練習問題 a:
下の不動産業の開業についての文章を読み、次の問いに答えてください。
(i) 筆者が大阪で仕事をしていた時、ほぼなかったのは何の取引ですか。
(ii) 保証協会に加入する場合の額として挙げられているのはいくらですか。
(iii) 筆者は家具をどのように買いましたか。

引用文:
####################

案内業務や契約業務、各手続と流れを理解して決済までできるのなら、問題ないでしょうね。
この業界は、法律がちょくちょく変わります。なので追加で勉強が必要です。
私が大阪で仕事をしていた時の話ですが、その時は”土地”の取引はほぼありませんでした。
沖縄に帰ってきて、測量や、農地転用など、改めて勉強しなおしました。
特に農地転用は宅建でも出てるのですが、私も存在は知ってる、ぐらいのレベルでした。
今後も新しい法改正や、全く知らないこともしっかり調べないといけません。
この前はお客様が『サバゲ―の会場が欲しい』とご依頼いただいたので、
ネットで調べたり役所に問い合わせたりしました。お陰で少し賢くなりました(笑)
日々勉強ですね。社長だからと言って、何でも知ってるわけではありません。
そういう時はお客様にも正直に言います。『調べて後日回答しますね。』と。
だから
完璧に不動産業をマスターしてから開業しよう!!
というのは、私は賛成しませんね。かなり長い道のりでしょうから・・・
- 知識について。完璧を目指さず開業してからも学ぶ気持ちで。
- 取引を一人で完結させられるようになれば及第点。他は後々覚えよう。
- 賃貸も売買もどちらも経験しておくといいかも。
資金面について
お金の面でも、決して余裕ではありませんでした。事務所を借りたり不動産の免許を取ったり
それだけで300万ぐらいは飛んでいきましたかね。びっくりしたのは営業保証金。
あれは宅建業で習いますよね?直接補償金を供託するなら1000万、保証協会なら60万って。
うちももちろん安い方、つまり保証協会に加入する方法で申請しました。
実は保証協会にも別途で支払う金額があって、私の時は実質100万越えの支払いでした。
開業する過程で調べたのでわかりましたが、それまでは『60万あれば開業できる』
と思っていました。(私だけなんですかね?(;^ω^))
他にも事務所を賃貸する場合はそのお金、株式会社にするには設立費用(25万ぐらい)
コピー機やパソコン、机などを揃えるにも6~70万ぐらいかかったのではないでしょうか。
母親に借金してなんとか開業したぐらいです。
個人的にはかなり安くまとめました。
家具は中古で買ったり、株式会社の設立は自分で行ったり
(一般的には司法書士などに依頼します。)

####################

課題用データ:

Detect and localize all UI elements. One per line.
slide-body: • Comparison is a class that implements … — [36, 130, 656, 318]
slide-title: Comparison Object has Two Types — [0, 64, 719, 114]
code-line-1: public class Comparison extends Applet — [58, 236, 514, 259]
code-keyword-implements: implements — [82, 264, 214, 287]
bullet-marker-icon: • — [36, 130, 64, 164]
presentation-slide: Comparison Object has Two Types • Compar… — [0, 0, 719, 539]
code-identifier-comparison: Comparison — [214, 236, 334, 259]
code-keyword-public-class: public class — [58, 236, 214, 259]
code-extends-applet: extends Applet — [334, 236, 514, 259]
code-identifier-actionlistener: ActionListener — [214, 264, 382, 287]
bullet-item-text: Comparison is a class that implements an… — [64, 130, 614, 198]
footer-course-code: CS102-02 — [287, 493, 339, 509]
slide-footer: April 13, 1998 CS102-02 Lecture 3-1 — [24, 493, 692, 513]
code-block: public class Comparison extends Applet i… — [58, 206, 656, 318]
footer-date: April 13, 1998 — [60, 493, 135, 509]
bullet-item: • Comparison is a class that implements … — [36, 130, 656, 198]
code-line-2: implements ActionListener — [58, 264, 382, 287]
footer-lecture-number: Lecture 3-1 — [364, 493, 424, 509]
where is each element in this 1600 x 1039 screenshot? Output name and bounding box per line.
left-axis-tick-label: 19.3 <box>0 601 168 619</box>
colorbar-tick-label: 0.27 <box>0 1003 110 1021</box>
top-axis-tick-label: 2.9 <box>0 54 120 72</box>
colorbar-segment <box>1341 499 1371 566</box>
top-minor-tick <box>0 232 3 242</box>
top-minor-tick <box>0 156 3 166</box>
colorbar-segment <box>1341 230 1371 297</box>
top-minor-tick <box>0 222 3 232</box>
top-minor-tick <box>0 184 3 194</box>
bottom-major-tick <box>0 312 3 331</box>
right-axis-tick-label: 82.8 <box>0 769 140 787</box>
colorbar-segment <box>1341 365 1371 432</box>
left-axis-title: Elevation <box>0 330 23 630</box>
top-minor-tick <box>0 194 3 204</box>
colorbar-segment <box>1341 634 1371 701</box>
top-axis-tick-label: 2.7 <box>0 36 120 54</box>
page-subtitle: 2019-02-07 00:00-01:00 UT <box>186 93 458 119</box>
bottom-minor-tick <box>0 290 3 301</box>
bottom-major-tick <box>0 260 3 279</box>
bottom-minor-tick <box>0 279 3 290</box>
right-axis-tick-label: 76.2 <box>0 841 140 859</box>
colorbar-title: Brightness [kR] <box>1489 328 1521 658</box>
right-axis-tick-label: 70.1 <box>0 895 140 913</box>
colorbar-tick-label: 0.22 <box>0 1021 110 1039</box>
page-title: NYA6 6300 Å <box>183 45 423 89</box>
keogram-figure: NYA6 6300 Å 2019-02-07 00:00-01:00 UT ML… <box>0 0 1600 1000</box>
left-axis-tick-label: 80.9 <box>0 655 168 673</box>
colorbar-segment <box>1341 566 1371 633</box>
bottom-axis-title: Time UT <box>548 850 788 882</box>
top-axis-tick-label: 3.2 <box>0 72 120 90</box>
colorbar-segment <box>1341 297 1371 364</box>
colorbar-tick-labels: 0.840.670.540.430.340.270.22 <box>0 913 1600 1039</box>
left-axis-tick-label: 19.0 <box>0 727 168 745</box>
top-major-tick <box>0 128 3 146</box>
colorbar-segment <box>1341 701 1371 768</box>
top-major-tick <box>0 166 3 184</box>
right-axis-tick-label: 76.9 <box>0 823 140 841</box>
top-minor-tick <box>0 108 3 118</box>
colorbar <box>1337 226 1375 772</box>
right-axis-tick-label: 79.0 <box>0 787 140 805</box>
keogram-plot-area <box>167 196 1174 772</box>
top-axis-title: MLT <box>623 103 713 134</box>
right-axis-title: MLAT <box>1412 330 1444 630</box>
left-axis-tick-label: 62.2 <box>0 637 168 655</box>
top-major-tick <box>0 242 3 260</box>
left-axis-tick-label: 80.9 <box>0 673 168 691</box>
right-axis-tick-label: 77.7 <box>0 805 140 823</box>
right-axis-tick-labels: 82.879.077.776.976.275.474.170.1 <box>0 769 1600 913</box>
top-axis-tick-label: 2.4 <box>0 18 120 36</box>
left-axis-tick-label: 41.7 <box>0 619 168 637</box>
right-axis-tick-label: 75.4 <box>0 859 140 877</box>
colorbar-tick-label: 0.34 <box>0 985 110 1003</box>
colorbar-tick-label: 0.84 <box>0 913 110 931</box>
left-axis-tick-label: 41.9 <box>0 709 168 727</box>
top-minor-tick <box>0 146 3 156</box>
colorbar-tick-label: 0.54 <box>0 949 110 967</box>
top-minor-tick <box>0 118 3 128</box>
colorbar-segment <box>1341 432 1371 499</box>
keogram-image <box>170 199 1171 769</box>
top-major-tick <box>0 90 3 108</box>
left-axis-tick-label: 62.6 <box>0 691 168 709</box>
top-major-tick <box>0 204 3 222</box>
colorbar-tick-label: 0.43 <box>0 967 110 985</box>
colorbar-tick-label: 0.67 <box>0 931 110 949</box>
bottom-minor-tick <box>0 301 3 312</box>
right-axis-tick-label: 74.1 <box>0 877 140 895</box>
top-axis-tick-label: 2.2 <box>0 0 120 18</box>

####################

練習問題 b: リストの冒頭から「code-line-1: public class」を含む行まで、両端の行も含めて一字一句そのまま書き写してください。

完全な解答 a:
(i) 土地の取引
(ii) 60万
(iii) 中古で買った

完全な解答 b:
Detect and localize all UI elements. One per line.
slide-body: • Comparison is a class that implements … — [36, 130, 656, 318]
slide-title: Comparison Object has Two Types — [0, 64, 719, 114]
code-line-1: public class Comparison extends Applet — [58, 236, 514, 259]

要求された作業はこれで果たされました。